**REQUEST:** Tell how many lines in the data below include the word "graph". The answer is the number only.

**PROVIDED ENTRIES:**
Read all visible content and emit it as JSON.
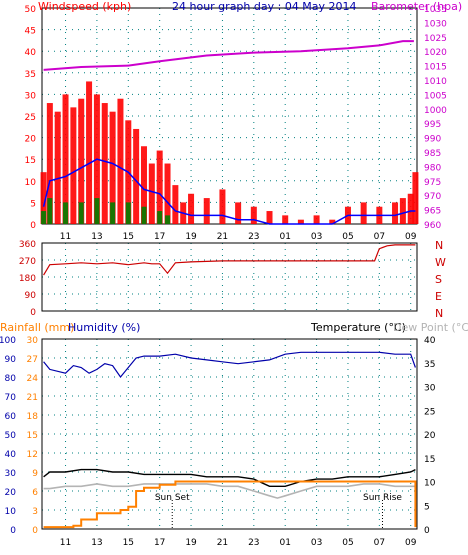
{
  "title": "24 hour graph day : 04 May 2014",
  "colors": {
    "wind_gust": "#ff0000",
    "wind_avg": "#0000ff",
    "wind_low": "#008000",
    "barometer": "#cc00cc",
    "wind_dir": "#cc0000",
    "rainfall": "#ff8000",
    "humidity": "#0000aa",
    "temperature": "#000000",
    "dewpoint": "#b4b4b4",
    "grid": "#008080",
    "frame": "#000000",
    "sun_marker": "#000000"
  },
  "hour_ticks": [
    "11",
    "13",
    "15",
    "17",
    "19",
    "21",
    "23",
    "01",
    "03",
    "05",
    "07",
    "09"
  ],
  "chart_data": [
    {
      "type": "line",
      "title": "24 hour graph day : 04 May 2014",
      "left_axis_label": "Windspeed (kph)",
      "right_axis_label": "Barometer (hpa)",
      "left_ticks": [
        "0",
        "5",
        "10",
        "15",
        "20",
        "25",
        "30",
        "35",
        "40",
        "45",
        "50"
      ],
      "right_ticks": [
        "960",
        "965",
        "970",
        "975",
        "980",
        "985",
        "990",
        "995",
        "1000",
        "1005",
        "1010",
        "1015",
        "1020",
        "1025",
        "1030",
        "1035"
      ],
      "left_range": [
        0,
        50
      ],
      "right_range": [
        960,
        1035
      ],
      "x_range_hours": [
        9.5,
        33.4
      ],
      "grid": true,
      "series": [
        {
          "key": "barometer",
          "axis": "right",
          "x": [
            9.6,
            12,
            15,
            17,
            20,
            23,
            26,
            29,
            31,
            32.5,
            33.2
          ],
          "values": [
            1013.5,
            1014.5,
            1015.0,
            1016.5,
            1018.5,
            1019.5,
            1020.0,
            1021.0,
            1022.0,
            1023.5,
            1023.5
          ]
        },
        {
          "key": "wind_gust",
          "axis": "left",
          "x": [
            9.6,
            10,
            10.5,
            11,
            11.5,
            12,
            12.5,
            13,
            13.5,
            14,
            14.5,
            15,
            15.5,
            16,
            16.5,
            17,
            17.5,
            18,
            18.5,
            19,
            20,
            21,
            22,
            23,
            24,
            25,
            26,
            27,
            28,
            29,
            30,
            31,
            32,
            32.5,
            33,
            33.3
          ],
          "values": [
            12,
            28,
            26,
            30,
            27,
            29,
            33,
            30,
            28,
            26,
            29,
            24,
            22,
            18,
            14,
            17,
            14,
            9,
            5,
            7,
            6,
            8,
            5,
            4,
            3,
            2,
            1,
            2,
            1,
            4,
            5,
            4,
            5,
            6,
            7,
            12
          ]
        },
        {
          "key": "wind_avg",
          "axis": "left",
          "x": [
            9.6,
            10,
            11,
            12,
            13,
            14,
            15,
            16,
            17,
            17.5,
            18,
            19,
            20,
            21,
            22,
            23,
            24,
            28,
            29,
            30,
            31,
            32,
            33,
            33.3
          ],
          "values": [
            4,
            10,
            11,
            13,
            15,
            14,
            12,
            8,
            7,
            5,
            3,
            2,
            2,
            2,
            1,
            1,
            0,
            0,
            2,
            2,
            2,
            2,
            3,
            3
          ]
        },
        {
          "key": "wind_low",
          "axis": "left",
          "x": [
            9.6,
            10,
            11,
            12,
            13,
            14,
            15,
            16,
            17,
            17.5,
            18
          ],
          "values": [
            3,
            6,
            5,
            5,
            6,
            5,
            5,
            4,
            3,
            2,
            0
          ]
        }
      ]
    },
    {
      "type": "scatter",
      "right_axis_label": "N W S E N",
      "right_labels": [
        "N",
        "W",
        "S",
        "E",
        "N"
      ],
      "left_ticks": [
        "0",
        "90",
        "180",
        "270",
        "360"
      ],
      "y_range": [
        0,
        360
      ],
      "x_range_hours": [
        9.5,
        33.4
      ],
      "grid": true,
      "series": [
        {
          "key": "wind_dir",
          "x": [
            9.6,
            10,
            11,
            12,
            13,
            14,
            15,
            16,
            16.5,
            17,
            17.5,
            18,
            19,
            21,
            23,
            25,
            27,
            29,
            30.7,
            31,
            31.5,
            32,
            33,
            33.3
          ],
          "values": [
            190,
            245,
            250,
            255,
            250,
            255,
            245,
            255,
            250,
            250,
            200,
            255,
            260,
            265,
            265,
            265,
            265,
            265,
            265,
            330,
            345,
            350,
            350,
            350
          ]
        }
      ]
    },
    {
      "type": "line",
      "left_axis_label_1": "Rainfall (mm)",
      "left_axis_label_2": "Humidity (%)",
      "right_axis_label_1": "Temperature (°C)",
      "right_axis_label_2": "Dew Point (°C)",
      "humidity_ticks": [
        "0",
        "10",
        "20",
        "30",
        "40",
        "50",
        "60",
        "70",
        "80",
        "90",
        "100"
      ],
      "rain_ticks": [
        "0",
        "3",
        "6",
        "9",
        "12",
        "15",
        "18",
        "21",
        "24",
        "27",
        "30"
      ],
      "temp_ticks": [
        "0",
        "5",
        "10",
        "15",
        "20",
        "25",
        "30",
        "35",
        "40"
      ],
      "humidity_range": [
        0,
        100
      ],
      "rain_range": [
        0,
        30
      ],
      "temp_range": [
        0,
        40
      ],
      "x_range_hours": [
        9.5,
        33.4
      ],
      "grid": true,
      "annotations": [
        {
          "label": "Sun Set",
          "hour": 17.8
        },
        {
          "label": "Sun Rise",
          "hour": 31.2
        }
      ],
      "series": [
        {
          "key": "humidity",
          "axis": "humidity",
          "x": [
            9.6,
            10,
            11,
            11.5,
            12,
            12.5,
            13,
            13.5,
            14,
            14.5,
            15,
            15.5,
            16,
            17,
            18,
            19,
            20,
            21,
            22,
            23,
            24,
            25,
            26,
            27,
            28,
            29,
            30,
            31,
            32,
            33,
            33.3
          ],
          "values": [
            88,
            84,
            82,
            86,
            85,
            82,
            84,
            87,
            86,
            80,
            85,
            90,
            91,
            91,
            92,
            90,
            89,
            88,
            87,
            88,
            89,
            92,
            93,
            93,
            93,
            93,
            93,
            93,
            92,
            92,
            85
          ]
        },
        {
          "key": "rainfall",
          "axis": "rain",
          "x": [
            9.6,
            11.5,
            12,
            13,
            14.5,
            15,
            15.5,
            16,
            17,
            18,
            20,
            22,
            24,
            26,
            28,
            30,
            31,
            32,
            33,
            33.1,
            33.3
          ],
          "values": [
            0.3,
            0.5,
            1.5,
            2.5,
            3.0,
            3.5,
            6.0,
            6.5,
            7.0,
            7.5,
            7.5,
            7.5,
            7.5,
            7.5,
            7.5,
            7.5,
            7.5,
            7.5,
            7.5,
            7.5,
            0.3
          ]
        },
        {
          "key": "temperature",
          "axis": "temp",
          "x": [
            9.6,
            10,
            11,
            12,
            13,
            14,
            15,
            16,
            17,
            18,
            19,
            20,
            21,
            22,
            23,
            24,
            25,
            26,
            27,
            28,
            29,
            30,
            31,
            32,
            33,
            33.3
          ],
          "values": [
            11,
            12,
            12,
            12.5,
            12.5,
            12,
            12,
            11.5,
            11.5,
            11.5,
            11.5,
            11,
            11,
            11,
            10.5,
            9,
            9,
            10,
            10.5,
            10.5,
            11,
            11,
            11,
            11.5,
            12,
            12.5
          ]
        },
        {
          "key": "dewpoint",
          "axis": "temp",
          "x": [
            9.6,
            10,
            11,
            12,
            13,
            14,
            15,
            16,
            17,
            18,
            19,
            20,
            21,
            22,
            23,
            24,
            24.5,
            25,
            26,
            27,
            28,
            29,
            30,
            31,
            32,
            33,
            33.3
          ],
          "values": [
            8.5,
            8.5,
            9,
            9,
            9.5,
            9,
            9,
            9.5,
            9.5,
            9.5,
            9.5,
            9.5,
            9,
            9,
            8,
            7,
            6.5,
            7,
            8,
            9,
            9,
            9,
            9.5,
            9.5,
            9,
            9,
            9
          ]
        }
      ]
    }
  ]
}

**WRITTEN SOLUTION:** 2